-- Start --

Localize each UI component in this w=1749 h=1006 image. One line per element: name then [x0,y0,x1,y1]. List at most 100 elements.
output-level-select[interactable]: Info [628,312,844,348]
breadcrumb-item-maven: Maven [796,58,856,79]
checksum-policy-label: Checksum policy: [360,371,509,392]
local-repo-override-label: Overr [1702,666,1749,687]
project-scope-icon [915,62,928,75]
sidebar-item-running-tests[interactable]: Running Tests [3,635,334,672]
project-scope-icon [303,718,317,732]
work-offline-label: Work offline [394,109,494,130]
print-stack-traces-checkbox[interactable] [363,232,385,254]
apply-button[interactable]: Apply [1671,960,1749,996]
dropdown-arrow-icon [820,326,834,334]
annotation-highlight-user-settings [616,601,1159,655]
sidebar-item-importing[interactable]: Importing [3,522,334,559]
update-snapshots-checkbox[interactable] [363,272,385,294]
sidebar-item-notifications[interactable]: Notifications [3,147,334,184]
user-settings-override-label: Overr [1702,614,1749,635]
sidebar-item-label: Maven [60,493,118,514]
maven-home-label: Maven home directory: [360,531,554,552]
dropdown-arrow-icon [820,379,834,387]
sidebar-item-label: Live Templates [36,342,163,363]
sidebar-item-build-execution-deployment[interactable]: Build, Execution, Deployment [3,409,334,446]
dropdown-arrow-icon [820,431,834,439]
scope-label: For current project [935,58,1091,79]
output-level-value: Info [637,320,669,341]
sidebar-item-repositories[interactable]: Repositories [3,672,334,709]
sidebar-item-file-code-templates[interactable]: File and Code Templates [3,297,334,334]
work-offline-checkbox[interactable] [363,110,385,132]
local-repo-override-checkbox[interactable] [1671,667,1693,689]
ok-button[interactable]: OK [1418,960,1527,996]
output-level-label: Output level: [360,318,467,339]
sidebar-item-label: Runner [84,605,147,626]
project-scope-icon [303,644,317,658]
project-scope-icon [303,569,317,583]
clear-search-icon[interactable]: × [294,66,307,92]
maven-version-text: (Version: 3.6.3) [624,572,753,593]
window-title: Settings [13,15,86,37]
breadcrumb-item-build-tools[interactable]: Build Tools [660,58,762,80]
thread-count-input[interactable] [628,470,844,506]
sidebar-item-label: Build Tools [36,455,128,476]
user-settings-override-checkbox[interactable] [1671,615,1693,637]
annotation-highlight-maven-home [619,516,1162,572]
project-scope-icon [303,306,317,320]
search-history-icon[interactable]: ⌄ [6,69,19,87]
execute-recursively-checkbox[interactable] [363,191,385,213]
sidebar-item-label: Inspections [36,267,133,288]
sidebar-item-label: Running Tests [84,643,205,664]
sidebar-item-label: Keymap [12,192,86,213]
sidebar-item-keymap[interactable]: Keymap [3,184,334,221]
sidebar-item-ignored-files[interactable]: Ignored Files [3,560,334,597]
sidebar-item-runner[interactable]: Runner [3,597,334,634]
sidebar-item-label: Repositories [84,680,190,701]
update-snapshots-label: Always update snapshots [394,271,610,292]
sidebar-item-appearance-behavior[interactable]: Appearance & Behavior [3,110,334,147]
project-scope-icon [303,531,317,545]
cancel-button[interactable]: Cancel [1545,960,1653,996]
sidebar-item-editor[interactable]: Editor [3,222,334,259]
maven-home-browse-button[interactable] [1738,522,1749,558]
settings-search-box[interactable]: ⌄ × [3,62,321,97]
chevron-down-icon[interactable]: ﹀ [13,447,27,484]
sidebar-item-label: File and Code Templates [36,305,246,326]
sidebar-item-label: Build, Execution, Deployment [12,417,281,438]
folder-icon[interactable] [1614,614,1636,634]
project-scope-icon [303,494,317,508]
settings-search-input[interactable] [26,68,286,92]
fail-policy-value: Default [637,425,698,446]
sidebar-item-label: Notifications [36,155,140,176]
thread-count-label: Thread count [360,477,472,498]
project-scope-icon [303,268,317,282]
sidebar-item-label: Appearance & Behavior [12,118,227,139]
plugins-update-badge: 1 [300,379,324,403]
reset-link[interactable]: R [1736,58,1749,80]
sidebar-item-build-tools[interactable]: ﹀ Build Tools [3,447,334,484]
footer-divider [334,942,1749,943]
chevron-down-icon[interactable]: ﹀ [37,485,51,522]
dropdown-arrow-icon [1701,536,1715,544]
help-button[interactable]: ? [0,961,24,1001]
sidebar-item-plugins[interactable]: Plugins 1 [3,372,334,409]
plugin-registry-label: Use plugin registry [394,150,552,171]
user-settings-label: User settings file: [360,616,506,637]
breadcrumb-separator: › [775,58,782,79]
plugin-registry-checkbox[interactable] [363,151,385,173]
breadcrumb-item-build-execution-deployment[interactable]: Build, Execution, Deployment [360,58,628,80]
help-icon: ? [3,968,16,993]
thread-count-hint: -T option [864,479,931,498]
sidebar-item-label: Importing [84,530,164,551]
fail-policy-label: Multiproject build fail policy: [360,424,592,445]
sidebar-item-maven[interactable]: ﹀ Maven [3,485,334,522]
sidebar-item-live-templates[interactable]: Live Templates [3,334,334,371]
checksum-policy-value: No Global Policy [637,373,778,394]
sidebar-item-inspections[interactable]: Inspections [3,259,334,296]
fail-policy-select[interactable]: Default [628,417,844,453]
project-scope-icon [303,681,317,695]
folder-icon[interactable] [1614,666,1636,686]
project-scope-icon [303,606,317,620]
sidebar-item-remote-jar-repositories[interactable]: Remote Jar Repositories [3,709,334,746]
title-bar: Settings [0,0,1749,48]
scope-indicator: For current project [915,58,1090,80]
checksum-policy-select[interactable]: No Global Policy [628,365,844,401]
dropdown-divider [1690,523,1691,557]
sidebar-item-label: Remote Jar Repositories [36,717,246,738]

-- End --

**Problem**. Retype the data word for word, from its first line through the line that contains "output-level-value: Info [637,320,669,341]", with both of those lines included.

**Response to the task**.
Localize each UI component in this w=1749 h=1006 image. One line per element: name then [x0,y0,x1,y1]. List at most 100 elements.
output-level-select[interactable]: Info [628,312,844,348]
breadcrumb-item-maven: Maven [796,58,856,79]
checksum-policy-label: Checksum policy: [360,371,509,392]
local-repo-override-label: Overr [1702,666,1749,687]
project-scope-icon [915,62,928,75]
sidebar-item-running-tests[interactable]: Running Tests [3,635,334,672]
project-scope-icon [303,718,317,732]
work-offline-label: Work offline [394,109,494,130]
print-stack-traces-checkbox[interactable] [363,232,385,254]
apply-button[interactable]: Apply [1671,960,1749,996]
dropdown-arrow-icon [820,326,834,334]
annotation-highlight-user-settings [616,601,1159,655]
sidebar-item-importing[interactable]: Importing [3,522,334,559]
update-snapshots-checkbox[interactable] [363,272,385,294]
sidebar-item-notifications[interactable]: Notifications [3,147,334,184]
user-settings-override-label: Overr [1702,614,1749,635]
sidebar-item-label: Maven [60,493,118,514]
maven-home-label: Maven home directory: [360,531,554,552]
dropdown-arrow-icon [820,379,834,387]
sidebar-item-label: Live Templates [36,342,163,363]
sidebar-item-build-execution-deployment[interactable]: Build, Execution, Deployment [3,409,334,446]
dropdown-arrow-icon [820,431,834,439]
scope-label: For current project [935,58,1091,79]
output-level-value: Info [637,320,669,341]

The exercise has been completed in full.